Problem:
Extract the full set of records, then give each one again exactly.

Provided material:

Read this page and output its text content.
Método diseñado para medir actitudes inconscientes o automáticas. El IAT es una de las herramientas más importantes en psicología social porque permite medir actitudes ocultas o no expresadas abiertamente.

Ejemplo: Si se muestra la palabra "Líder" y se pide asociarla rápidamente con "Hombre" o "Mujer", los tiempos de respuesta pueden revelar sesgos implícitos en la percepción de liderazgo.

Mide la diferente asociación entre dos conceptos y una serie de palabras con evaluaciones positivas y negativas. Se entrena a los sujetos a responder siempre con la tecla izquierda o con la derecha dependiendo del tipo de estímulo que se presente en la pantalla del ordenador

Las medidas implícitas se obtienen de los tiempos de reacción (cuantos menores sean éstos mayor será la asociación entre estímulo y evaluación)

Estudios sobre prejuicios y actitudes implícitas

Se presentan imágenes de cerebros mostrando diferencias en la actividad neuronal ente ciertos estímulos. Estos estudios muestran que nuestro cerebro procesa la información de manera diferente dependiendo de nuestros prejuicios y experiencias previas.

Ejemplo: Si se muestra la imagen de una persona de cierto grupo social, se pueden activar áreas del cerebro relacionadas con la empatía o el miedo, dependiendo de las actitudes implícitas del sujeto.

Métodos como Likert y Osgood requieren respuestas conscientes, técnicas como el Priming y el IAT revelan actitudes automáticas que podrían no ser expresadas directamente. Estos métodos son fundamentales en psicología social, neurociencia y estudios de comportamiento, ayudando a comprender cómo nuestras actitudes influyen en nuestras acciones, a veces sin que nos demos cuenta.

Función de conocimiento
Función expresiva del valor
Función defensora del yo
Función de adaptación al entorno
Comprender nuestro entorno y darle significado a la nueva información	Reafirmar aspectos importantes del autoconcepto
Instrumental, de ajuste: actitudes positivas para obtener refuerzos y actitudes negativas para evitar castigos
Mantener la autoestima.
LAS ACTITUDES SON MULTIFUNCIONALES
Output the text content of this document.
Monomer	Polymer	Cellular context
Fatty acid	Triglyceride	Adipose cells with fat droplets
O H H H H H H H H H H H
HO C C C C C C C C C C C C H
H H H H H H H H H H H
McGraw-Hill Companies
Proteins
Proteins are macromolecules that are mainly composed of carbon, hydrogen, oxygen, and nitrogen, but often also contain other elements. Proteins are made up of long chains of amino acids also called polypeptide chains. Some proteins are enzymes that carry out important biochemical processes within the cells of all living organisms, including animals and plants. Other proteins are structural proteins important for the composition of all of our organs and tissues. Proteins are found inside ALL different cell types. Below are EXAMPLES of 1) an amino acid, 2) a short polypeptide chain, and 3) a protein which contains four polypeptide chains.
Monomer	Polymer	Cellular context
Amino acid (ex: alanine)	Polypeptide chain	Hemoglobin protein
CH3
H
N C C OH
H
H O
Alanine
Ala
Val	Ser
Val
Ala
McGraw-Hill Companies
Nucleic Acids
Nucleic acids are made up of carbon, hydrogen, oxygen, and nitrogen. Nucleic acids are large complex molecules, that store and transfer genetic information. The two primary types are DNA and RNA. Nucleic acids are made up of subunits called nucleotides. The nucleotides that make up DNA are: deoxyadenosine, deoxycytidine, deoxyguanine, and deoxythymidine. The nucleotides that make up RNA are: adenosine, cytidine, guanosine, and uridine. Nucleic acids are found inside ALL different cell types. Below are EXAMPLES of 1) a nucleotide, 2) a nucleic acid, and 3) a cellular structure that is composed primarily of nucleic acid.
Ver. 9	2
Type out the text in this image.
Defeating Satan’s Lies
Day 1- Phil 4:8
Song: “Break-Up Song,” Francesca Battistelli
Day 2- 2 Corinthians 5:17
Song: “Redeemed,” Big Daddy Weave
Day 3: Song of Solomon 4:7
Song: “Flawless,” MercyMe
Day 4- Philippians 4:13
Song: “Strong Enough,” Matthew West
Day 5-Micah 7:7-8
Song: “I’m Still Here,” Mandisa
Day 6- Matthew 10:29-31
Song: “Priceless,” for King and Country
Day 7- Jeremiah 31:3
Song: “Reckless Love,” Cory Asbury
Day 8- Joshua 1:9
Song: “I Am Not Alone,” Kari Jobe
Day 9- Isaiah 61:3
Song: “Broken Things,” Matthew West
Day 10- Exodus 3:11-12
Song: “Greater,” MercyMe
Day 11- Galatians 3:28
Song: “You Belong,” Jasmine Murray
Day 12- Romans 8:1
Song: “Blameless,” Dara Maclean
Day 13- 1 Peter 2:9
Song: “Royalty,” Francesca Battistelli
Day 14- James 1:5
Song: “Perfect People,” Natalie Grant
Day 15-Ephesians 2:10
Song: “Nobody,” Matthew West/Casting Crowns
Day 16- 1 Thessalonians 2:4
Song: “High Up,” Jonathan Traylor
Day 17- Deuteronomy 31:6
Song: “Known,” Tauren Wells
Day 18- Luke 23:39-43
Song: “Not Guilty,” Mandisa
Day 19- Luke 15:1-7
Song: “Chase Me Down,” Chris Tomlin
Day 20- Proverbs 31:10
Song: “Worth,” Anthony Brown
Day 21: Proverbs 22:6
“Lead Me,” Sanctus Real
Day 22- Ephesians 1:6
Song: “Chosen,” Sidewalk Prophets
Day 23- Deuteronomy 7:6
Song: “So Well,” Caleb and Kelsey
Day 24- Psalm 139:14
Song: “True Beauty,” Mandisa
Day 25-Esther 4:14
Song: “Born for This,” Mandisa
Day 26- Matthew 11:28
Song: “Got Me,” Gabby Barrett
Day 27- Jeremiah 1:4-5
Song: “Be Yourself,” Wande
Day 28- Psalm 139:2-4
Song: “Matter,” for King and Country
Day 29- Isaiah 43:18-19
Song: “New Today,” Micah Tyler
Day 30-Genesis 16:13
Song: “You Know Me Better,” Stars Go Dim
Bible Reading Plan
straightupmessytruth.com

Task result:
Read this page and output its text content.
Método diseñado para medir actitudes inconscientes o automáticas. El IAT es una de las herramientas más importantes en psicología social porque permite medir actitudes ocultas o no expresadas abiertamente.

Ejemplo: Si se muestra la palabra "Líder" y se pide asociarla rápidamente con "Hombre" o "Mujer", los tiempos de respuesta pueden revelar sesgos implícitos en la percepción de liderazgo.

Mide la diferente asociación entre dos conceptos y una serie de palabras con evaluaciones positivas y negativas. Se entrena a los sujetos a responder siempre con la tecla izquierda o con la derecha dependiendo del tipo de estímulo que se presente en la pantalla del ordenador

Las medidas implícitas se obtienen de los tiempos de reacción (cuantos menores sean éstos mayor será la asociación entre estímulo y evaluación)

Estudios sobre prejuicios y actitudes implícitas

Se presentan imágenes de cerebros mostrando diferencias en la actividad neuronal ente ciertos estímulos. Estos estudios muestran que nuestro cerebro procesa la información de manera diferente dependiendo de nuestros prejuicios y experiencias previas.

Ejemplo: Si se muestra la imagen de una persona de cierto grupo social, se pueden activar áreas del cerebro relacionadas con la empatía o el miedo, dependiendo de las actitudes implícitas del sujeto.

Métodos como Likert y Osgood requieren respuestas conscientes, técnicas como el Priming y el IAT revelan actitudes automáticas que podrían no ser expresadas directamente. Estos métodos son fundamentales en psicología social, neurociencia y estudios de comportamiento, ayudando a comprender cómo nuestras actitudes influyen en nuestras acciones, a veces sin que nos demos cuenta.

Función de conocimiento
Función expresiva del valor
Función defensora del yo
Función de adaptación al entorno
Comprender nuestro entorno y darle significado a la nueva información	Reafirmar aspectos importantes del autoconcepto
Instrumental, de ajuste: actitudes positivas para obtener refuerzos y actitudes negativas para evitar castigos
Mantener la autoestima.
LAS ACTITUDES SON MULTIFUNCIONALES
Output the text content of this document.
Monomer	Polymer	Cellular context
Fatty acid	Triglyceride	Adipose cells with fat droplets
O H H H H H H H H H H H
HO C C C C C C C C C C C C H
H H H H H H H H H H H
McGraw-Hill Companies
Proteins
Proteins are macromolecules that are mainly composed of carbon, hydrogen, oxygen, and nitrogen, but often also contain other elements. Proteins are made up of long chains of amino acids also called polypeptide chains. Some proteins are enzymes that carry out important biochemical processes within the cells of all living organisms, including animals and plants. Other proteins are structural proteins important for the composition of all of our organs and tissues. Proteins are found inside ALL different cell types. Below are EXAMPLES of 1) an amino acid, 2) a short polypeptide chain, and 3) a protein which contains four polypeptide chains.
Monomer	Polymer	Cellular context
Amino acid (ex: alanine)	Polypeptide chain	Hemoglobin protein
CH3
H
N C C OH
H
H O
Alanine
Ala
Val	Ser
Val
Ala
McGraw-Hill Companies
Nucleic Acids
Nucleic acids are made up of carbon, hydrogen, oxygen, and nitrogen. Nucleic acids are large complex molecules, that store and transfer genetic information. The two primary types are DNA and RNA. Nucleic acids are made up of subunits called nucleotides. The nucleotides that make up DNA are: deoxyadenosine, deoxycytidine, deoxyguanine, and deoxythymidine. The nucleotides that make up RNA are: adenosine, cytidine, guanosine, and uridine. Nucleic acids are found inside ALL different cell types. Below are EXAMPLES of 1) a nucleotide, 2) a nucleic acid, and 3) a cellular structure that is composed primarily of nucleic acid.
Ver. 9	2
Type out the text in this image.
Defeating Satan’s Lies
Day 1- Phil 4:8
Song: “Break-Up Song,” Francesca Battistelli
Day 2- 2 Corinthians 5:17
Song: “Redeemed,” Big Daddy Weave
Day 3: Song of Solomon 4:7
Song: “Flawless,” MercyMe
Day 4- Philippians 4:13
Song: “Strong Enough,” Matthew West
Day 5-Micah 7:7-8
Song: “I’m Still Here,” Mandisa
Day 6- Matthew 10:29-31
Song: “Priceless,” for King and Country
Day 7- Jeremiah 31:3
Song: “Reckless Love,” Cory Asbury
Day 8- Joshua 1:9
Song: “I Am Not Alone,” Kari Jobe
Day 9- Isaiah 61:3
Song: “Broken Things,” Matthew West
Day 10- Exodus 3:11-12
Song: “Greater,” MercyMe
Day 11- Galatians 3:28
Song: “You Belong,” Jasmine Murray
Day 12- Romans 8:1
Song: “Blameless,” Dara Maclean
Day 13- 1 Peter 2:9
Song: “Royalty,” Francesca Battistelli
Day 14- James 1:5
Song: “Perfect People,” Natalie Grant
Day 15-Ephesians 2:10
Song: “Nobody,” Matthew West/Casting Crowns
Day 16- 1 Thessalonians 2:4
Song: “High Up,” Jonathan Traylor
Day 17- Deuteronomy 31:6
Song: “Known,” Tauren Wells
Day 18- Luke 23:39-43
Song: “Not Guilty,” Mandisa
Day 19- Luke 15:1-7
Song: “Chase Me Down,” Chris Tomlin
Day 20- Proverbs 31:10
Song: “Worth,” Anthony Brown
Day 21: Proverbs 22:6
“Lead Me,” Sanctus Real
Day 22- Ephesians 1:6
Song: “Chosen,” Sidewalk Prophets
Day 23- Deuteronomy 7:6
Song: “So Well,” Caleb and Kelsey
Day 24- Psalm 139:14
Song: “True Beauty,” Mandisa
Day 25-Esther 4:14
Song: “Born for This,” Mandisa
Day 26- Matthew 11:28
Song: “Got Me,” Gabby Barrett
Day 27- Jeremiah 1:4-5
Song: “Be Yourself,” Wande
Day 28- Psalm 139:2-4
Song: “Matter,” for King and Country
Day 29- Isaiah 43:18-19
Song: “New Today,” Micah Tyler
Day 30-Genesis 16:13
Song: “You Know Me Better,” Stars Go Dim
Bible Reading Plan
straightupmessytruth.com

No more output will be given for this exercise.